--- EXCERPTED DATA ---
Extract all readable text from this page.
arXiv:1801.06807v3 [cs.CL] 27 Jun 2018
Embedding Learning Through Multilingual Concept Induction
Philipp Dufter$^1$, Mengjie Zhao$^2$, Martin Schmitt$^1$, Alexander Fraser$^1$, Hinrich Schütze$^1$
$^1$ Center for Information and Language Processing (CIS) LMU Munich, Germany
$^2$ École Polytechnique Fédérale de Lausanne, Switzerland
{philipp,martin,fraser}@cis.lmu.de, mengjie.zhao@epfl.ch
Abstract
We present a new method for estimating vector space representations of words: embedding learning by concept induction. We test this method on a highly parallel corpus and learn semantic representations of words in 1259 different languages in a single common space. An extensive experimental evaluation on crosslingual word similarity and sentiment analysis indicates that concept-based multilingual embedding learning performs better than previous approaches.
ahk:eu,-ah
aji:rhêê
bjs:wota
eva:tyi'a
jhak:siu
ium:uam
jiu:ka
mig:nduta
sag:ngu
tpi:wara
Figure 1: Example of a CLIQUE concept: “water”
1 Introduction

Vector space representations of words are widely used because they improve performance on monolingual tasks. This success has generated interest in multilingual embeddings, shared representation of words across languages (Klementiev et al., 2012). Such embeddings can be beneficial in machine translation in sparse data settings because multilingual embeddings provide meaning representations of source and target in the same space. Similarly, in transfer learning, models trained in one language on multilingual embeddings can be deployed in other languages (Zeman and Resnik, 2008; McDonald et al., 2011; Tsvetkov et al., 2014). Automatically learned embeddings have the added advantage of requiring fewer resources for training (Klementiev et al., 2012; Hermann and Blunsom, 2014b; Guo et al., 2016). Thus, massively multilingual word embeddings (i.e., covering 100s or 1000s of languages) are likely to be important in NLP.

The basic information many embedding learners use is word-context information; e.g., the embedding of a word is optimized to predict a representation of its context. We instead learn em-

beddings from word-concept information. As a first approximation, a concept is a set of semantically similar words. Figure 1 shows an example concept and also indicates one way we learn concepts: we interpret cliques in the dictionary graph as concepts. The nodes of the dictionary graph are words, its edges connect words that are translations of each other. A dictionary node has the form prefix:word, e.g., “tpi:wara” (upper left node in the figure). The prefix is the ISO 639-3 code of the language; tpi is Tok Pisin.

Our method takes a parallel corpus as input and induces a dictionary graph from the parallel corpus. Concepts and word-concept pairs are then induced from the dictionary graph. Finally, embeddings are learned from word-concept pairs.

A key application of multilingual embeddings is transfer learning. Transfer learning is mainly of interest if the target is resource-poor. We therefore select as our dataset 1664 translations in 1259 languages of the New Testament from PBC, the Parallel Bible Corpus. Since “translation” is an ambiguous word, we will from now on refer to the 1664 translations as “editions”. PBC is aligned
---
WHAT IS NEEDED:
Copy out every line in the entries above that holds "wara".

RESULT:
tpi:wara
beddings from word-concept information. As a first approximation, a concept is a set of semantically similar words. Figure 1 shows an example concept and also indicates one way we learn concepts: we interpret cliques in the dictionary graph as concepts. The nodes of the dictionary graph are words, its edges connect words that are translations of each other. A dictionary node has the form prefix:word, e.g., “tpi:wara” (upper left node in the figure). The prefix is the ISO 639-3 code of the language; tpi is Tok Pisin.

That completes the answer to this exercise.